— Extracted data —
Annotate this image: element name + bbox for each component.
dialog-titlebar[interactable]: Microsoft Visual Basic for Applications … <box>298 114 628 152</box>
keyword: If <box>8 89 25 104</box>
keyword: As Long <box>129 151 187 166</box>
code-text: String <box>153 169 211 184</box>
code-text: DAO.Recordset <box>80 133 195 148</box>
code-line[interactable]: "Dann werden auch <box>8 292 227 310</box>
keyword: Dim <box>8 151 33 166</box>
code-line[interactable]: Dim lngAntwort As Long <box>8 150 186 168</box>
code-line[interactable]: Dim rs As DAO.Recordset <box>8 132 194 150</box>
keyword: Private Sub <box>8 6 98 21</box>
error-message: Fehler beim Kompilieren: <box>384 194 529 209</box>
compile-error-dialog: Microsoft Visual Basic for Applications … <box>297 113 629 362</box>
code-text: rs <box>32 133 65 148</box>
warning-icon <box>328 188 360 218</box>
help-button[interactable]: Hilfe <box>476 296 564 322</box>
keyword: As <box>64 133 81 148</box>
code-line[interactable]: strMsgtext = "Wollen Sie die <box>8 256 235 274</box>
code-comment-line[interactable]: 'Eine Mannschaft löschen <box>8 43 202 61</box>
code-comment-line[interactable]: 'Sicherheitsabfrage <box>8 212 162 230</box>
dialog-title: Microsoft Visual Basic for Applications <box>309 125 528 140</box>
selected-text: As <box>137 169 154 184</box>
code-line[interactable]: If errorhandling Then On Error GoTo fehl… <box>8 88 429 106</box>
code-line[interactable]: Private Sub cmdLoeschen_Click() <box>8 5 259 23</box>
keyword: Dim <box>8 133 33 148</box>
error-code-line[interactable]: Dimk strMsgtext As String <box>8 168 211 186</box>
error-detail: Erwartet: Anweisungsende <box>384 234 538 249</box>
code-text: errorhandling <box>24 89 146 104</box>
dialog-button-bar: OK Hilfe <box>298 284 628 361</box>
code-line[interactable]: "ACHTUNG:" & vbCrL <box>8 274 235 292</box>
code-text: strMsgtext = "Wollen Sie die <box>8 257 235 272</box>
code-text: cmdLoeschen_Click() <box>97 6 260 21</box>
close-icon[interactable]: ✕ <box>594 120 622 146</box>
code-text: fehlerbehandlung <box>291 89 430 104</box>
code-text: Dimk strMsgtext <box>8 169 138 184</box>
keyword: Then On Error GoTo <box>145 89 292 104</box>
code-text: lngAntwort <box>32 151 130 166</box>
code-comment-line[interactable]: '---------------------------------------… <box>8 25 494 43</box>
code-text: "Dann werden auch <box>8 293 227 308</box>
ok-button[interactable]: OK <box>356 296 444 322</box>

— Short task —
Switch "Hilfe" to "Help" wherever it appears in the lines above. Write out all the lines again with nothing else changed.

— Result below —
Annotate this image: element name + bbox for each component.
dialog-titlebar[interactable]: Microsoft Visual Basic for Applications … <box>298 114 628 152</box>
keyword: If <box>8 89 25 104</box>
keyword: As Long <box>129 151 187 166</box>
code-text: String <box>153 169 211 184</box>
code-text: DAO.Recordset <box>80 133 195 148</box>
code-line[interactable]: "Dann werden auch <box>8 292 227 310</box>
keyword: Dim <box>8 151 33 166</box>
code-line[interactable]: Dim lngAntwort As Long <box>8 150 186 168</box>
code-line[interactable]: Dim rs As DAO.Recordset <box>8 132 194 150</box>
keyword: Private Sub <box>8 6 98 21</box>
error-message: Fehler beim Kompilieren: <box>384 194 529 209</box>
compile-error-dialog: Microsoft Visual Basic for Applications … <box>297 113 629 362</box>
code-text: rs <box>32 133 65 148</box>
warning-icon <box>328 188 360 218</box>
help-button[interactable]: Help <box>476 296 564 322</box>
keyword: As <box>64 133 81 148</box>
code-line[interactable]: strMsgtext = "Wollen Sie die <box>8 256 235 274</box>
code-comment-line[interactable]: 'Eine Mannschaft löschen <box>8 43 202 61</box>
code-comment-line[interactable]: 'Sicherheitsabfrage <box>8 212 162 230</box>
dialog-title: Microsoft Visual Basic for Applications <box>309 125 528 140</box>
selected-text: As <box>137 169 154 184</box>
code-line[interactable]: If errorhandling Then On Error GoTo fehl… <box>8 88 429 106</box>
code-line[interactable]: Private Sub cmdLoeschen_Click() <box>8 5 259 23</box>
keyword: Dim <box>8 133 33 148</box>
error-code-line[interactable]: Dimk strMsgtext As String <box>8 168 211 186</box>
error-detail: Erwartet: Anweisungsende <box>384 234 538 249</box>
code-text: errorhandling <box>24 89 146 104</box>
dialog-button-bar: OK Help <box>298 284 628 361</box>
code-line[interactable]: "ACHTUNG:" & vbCrL <box>8 274 235 292</box>
code-text: strMsgtext = "Wollen Sie die <box>8 257 235 272</box>
code-text: cmdLoeschen_Click() <box>97 6 260 21</box>
close-icon[interactable]: ✕ <box>594 120 622 146</box>
code-text: fehlerbehandlung <box>291 89 430 104</box>
code-text: Dimk strMsgtext <box>8 169 138 184</box>
keyword: Then On Error GoTo <box>145 89 292 104</box>
code-text: lngAntwort <box>32 151 130 166</box>
code-comment-line[interactable]: '---------------------------------------… <box>8 25 494 43</box>
code-text: "Dann werden auch <box>8 293 227 308</box>
ok-button[interactable]: OK <box>356 296 444 322</box>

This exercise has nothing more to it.